This is my best friend, Ptolemy.
[quirky, anxious music]
-[Dan] Okay.
-Nice to meet you, too, jerk.
Why is he here? What is--
[Eliza] Well, I told
you he's my best friend.
We do everything together.
We started a podcast
together, a newsletter.
A crowdfunding campaign.
Cannot forget
the crowdfunding campaign.
Helped two best
friends follow their dreams.
We were trying to raise money,
you know, so that we could
figure out what to do with
our lives, whatever that is.
All we asked was
a little help to get started.
A mere five grand.
We made 40 bucks
after six weeks.
Can you believe that?
Yeah.
[Ptolemy] Nobody believes in us.
Hey, hey.
We believe in us.
You will be found.
-[Ptolemy] You will be found?

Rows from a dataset
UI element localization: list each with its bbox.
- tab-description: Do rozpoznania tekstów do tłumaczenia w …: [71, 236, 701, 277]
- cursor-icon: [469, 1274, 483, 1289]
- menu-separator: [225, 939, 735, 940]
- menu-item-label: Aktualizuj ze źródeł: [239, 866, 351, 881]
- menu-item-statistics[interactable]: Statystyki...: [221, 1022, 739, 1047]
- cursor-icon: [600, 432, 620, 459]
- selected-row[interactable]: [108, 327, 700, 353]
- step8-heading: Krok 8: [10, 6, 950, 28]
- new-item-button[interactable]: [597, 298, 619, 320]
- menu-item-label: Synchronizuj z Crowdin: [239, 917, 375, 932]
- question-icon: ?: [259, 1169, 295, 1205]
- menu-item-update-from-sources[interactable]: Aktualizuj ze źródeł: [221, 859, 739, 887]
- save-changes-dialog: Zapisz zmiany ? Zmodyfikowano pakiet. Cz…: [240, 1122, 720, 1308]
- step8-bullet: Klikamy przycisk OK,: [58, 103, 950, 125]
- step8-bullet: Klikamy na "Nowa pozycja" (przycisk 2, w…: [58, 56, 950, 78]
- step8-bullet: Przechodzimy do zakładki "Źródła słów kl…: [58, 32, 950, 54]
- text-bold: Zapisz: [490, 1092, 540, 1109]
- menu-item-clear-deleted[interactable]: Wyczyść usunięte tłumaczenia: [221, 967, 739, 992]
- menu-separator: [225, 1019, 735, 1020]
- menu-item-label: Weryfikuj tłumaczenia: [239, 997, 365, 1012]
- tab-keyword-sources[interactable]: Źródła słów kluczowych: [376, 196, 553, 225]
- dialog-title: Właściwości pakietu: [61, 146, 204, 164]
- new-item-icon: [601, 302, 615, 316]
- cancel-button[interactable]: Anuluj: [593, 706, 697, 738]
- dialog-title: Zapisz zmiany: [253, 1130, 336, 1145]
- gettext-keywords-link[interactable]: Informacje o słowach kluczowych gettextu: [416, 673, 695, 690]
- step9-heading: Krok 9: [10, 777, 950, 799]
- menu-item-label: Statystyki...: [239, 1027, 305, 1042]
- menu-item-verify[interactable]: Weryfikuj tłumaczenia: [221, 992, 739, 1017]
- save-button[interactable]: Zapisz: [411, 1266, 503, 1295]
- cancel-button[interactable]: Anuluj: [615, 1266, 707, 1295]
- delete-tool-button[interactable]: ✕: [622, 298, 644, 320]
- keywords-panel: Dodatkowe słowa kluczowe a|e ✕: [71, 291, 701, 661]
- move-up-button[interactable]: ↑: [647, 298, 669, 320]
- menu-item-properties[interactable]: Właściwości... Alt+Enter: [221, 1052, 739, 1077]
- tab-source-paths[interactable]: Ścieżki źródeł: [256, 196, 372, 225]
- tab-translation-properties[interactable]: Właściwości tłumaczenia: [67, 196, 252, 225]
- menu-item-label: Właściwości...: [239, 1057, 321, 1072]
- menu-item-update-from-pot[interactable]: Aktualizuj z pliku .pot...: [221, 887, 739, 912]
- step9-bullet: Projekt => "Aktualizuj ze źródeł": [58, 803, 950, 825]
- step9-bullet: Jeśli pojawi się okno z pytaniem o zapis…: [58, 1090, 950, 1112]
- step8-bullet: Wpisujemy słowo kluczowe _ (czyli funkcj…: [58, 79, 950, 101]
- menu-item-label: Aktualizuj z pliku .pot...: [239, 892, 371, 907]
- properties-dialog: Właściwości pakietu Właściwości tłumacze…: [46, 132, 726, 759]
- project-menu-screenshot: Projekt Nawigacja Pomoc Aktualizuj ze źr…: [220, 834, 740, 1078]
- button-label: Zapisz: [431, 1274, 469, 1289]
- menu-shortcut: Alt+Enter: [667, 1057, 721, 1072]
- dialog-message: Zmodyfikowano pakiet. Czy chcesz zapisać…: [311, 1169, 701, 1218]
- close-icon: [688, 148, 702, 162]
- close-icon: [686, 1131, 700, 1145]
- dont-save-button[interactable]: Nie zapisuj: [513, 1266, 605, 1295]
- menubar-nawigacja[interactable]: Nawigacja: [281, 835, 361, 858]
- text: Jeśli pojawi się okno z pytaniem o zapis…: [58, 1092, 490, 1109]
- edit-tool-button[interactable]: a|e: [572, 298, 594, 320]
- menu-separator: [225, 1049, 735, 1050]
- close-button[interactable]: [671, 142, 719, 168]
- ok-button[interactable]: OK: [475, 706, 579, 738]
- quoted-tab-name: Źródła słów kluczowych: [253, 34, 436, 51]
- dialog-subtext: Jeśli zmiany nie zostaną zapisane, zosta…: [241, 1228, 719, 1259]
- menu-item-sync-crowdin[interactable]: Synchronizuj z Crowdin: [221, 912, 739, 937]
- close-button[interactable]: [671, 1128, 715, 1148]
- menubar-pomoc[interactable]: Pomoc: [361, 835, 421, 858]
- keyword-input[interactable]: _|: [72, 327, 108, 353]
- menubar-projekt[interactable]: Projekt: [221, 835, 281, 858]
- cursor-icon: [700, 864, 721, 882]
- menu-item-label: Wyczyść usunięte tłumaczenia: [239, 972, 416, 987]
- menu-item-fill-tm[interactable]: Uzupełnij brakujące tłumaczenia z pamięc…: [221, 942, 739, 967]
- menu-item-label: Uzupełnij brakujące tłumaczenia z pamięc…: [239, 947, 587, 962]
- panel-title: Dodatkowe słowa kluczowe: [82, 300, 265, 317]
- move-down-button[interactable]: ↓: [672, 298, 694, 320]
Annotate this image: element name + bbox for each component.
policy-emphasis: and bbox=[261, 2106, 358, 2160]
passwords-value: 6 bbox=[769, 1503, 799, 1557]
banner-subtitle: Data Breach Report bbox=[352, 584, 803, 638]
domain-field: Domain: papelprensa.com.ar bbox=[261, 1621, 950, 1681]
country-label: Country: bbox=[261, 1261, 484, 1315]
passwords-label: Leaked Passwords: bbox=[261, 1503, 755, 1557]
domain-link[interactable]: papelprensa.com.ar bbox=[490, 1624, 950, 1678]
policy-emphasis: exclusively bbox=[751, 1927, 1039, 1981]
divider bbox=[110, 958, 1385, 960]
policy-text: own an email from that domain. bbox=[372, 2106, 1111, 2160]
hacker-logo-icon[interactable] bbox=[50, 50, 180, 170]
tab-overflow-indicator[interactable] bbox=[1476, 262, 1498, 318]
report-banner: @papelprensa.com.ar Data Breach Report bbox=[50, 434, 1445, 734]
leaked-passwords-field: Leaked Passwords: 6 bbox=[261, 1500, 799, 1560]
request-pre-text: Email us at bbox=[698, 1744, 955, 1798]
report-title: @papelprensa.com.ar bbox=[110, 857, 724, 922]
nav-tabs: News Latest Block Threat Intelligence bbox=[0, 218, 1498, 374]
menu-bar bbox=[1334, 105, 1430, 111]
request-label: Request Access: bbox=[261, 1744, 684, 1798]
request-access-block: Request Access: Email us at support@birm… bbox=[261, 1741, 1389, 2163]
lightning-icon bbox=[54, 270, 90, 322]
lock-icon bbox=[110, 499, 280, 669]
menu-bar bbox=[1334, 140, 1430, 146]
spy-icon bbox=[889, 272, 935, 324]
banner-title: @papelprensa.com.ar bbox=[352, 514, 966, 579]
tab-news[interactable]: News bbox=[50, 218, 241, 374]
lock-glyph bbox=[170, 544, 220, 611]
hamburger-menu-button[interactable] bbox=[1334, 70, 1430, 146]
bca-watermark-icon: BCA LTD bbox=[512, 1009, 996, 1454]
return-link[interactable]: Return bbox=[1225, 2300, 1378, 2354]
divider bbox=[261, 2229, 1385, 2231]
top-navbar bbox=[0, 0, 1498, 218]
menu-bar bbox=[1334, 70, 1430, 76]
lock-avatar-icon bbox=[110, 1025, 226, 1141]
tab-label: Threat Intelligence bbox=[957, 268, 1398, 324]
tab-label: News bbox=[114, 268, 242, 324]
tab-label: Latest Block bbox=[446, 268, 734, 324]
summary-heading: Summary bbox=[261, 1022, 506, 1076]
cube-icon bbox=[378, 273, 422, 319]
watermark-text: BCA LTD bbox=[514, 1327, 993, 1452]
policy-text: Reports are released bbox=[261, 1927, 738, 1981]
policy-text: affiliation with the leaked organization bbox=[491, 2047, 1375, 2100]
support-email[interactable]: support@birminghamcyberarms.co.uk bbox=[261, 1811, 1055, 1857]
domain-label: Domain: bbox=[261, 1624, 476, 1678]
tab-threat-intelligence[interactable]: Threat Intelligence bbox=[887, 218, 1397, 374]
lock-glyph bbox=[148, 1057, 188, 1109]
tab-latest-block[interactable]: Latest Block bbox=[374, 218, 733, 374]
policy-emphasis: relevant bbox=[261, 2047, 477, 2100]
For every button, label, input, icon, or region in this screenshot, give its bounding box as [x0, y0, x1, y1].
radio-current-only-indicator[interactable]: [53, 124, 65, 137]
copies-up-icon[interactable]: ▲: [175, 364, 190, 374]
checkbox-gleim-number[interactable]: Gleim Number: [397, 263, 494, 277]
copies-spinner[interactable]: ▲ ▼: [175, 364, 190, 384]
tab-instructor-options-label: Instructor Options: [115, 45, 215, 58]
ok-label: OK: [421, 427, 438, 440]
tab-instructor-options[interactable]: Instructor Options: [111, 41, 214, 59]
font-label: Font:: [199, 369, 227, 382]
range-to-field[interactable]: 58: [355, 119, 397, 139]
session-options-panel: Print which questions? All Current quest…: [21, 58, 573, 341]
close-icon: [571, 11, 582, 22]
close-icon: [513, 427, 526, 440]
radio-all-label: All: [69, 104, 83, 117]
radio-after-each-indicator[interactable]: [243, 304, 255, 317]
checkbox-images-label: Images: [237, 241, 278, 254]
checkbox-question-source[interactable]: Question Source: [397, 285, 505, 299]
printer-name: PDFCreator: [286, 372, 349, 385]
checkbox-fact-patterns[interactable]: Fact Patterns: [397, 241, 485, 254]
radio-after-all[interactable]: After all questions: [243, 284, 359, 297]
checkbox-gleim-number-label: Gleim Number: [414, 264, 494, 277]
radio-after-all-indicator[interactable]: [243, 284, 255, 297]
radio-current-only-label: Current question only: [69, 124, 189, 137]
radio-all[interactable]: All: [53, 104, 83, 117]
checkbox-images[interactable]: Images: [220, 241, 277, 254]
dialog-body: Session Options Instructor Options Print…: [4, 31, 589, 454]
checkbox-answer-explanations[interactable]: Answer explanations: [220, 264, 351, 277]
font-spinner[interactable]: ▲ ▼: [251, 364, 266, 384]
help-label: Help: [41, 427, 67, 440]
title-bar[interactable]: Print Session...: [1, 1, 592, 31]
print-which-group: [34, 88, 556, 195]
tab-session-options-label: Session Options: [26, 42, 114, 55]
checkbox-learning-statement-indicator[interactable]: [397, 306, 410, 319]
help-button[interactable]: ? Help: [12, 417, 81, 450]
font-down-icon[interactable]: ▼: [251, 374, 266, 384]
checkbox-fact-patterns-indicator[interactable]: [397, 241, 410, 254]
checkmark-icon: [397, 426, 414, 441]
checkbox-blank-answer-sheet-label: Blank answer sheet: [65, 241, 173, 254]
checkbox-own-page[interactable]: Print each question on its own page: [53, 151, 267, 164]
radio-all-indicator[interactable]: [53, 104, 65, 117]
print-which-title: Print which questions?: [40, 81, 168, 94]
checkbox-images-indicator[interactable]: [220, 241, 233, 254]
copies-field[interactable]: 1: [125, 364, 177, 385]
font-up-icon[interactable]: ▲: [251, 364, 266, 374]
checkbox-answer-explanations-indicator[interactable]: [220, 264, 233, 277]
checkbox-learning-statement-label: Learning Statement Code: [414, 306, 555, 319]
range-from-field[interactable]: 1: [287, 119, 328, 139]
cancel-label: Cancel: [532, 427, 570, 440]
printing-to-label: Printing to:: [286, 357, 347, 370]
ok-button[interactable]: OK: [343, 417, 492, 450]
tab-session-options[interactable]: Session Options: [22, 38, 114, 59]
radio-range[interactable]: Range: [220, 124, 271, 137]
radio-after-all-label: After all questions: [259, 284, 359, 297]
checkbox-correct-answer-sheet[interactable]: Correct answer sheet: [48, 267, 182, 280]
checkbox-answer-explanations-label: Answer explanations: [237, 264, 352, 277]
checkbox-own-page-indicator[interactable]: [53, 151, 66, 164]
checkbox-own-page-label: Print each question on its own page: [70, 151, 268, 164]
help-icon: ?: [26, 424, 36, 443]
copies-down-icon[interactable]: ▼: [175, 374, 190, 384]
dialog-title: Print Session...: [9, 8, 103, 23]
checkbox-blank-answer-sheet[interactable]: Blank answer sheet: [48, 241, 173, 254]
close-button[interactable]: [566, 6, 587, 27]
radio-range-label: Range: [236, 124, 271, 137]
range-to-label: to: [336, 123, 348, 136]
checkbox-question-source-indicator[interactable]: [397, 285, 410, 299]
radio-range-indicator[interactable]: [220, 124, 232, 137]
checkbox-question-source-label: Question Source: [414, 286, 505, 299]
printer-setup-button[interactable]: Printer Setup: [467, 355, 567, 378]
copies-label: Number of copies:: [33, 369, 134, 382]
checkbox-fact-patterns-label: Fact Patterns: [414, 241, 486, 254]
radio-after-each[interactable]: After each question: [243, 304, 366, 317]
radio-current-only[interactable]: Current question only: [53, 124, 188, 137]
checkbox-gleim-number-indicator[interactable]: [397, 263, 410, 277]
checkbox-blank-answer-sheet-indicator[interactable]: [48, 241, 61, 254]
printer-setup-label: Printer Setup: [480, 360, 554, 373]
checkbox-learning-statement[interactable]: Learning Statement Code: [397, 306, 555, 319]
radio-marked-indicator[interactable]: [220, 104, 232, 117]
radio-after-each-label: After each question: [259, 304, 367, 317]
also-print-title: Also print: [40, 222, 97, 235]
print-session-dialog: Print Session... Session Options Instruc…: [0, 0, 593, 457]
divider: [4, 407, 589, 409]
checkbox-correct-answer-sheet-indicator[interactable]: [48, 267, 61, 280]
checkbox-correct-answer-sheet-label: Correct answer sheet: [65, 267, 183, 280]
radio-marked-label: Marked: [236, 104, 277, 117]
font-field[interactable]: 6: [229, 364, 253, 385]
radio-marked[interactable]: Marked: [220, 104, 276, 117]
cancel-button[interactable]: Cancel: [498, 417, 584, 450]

REQUESTS =
(1) Write out the crowdfunding transcript word for word, beginning at the words that contain "We were trying" and stopping after "believes in us.".
(2) Write what comes next in the crowdfunding transcript, starting right after its final line.
The records are separate material and have no connection to the crowdfunding transcript.

ANSWERS TO EACH TASK =
(1)
We were trying to raise money,
you know, so that we could
figure out what to do with
our lives, whatever that is.
All we asked was
a little help to get started.
A mere five grand.
We made 40 bucks
after six weeks.
Can you believe that?
Yeah.
[Ptolemy] Nobody believes in us.

(2)
-[KJ grunting]
Oh, no, no, no.
-[Dan, Kim grunting]
-So...
Gosh, this is big.
[Kim panting]
We decided
to do a little research.
If we couldn't find
anyone to believe in us,
well, we just have to find
something else to believe in.
[Ptolemy] The Gnomon society.
[Eliza] Hashtag:
The Great Awareness.
-Is that a meme?
-[Ptolemy] No, it's not.
The Gnomon codex contains
verifiable information
passed down through
centuries that, yes,
is not its current information.
It's an image
macro on social media.
Yeah, we looked it all up.
It's all about
the fight of good against evil.
Anyone who performs
a ritual sacrifice to
the antediluvian kings on
the night of the largest waning
moon will have his or
her greatest desire fulfilled.
And, hey...
-we're anyone.
-this a fucking joke?
It is not a joke.
Do your own research.
I'm gifted and talented
and nothing like this woman.
-Yeah, no, fuck, you're not.
-[KJ] Dan.
[Dan panting]
She's just like that.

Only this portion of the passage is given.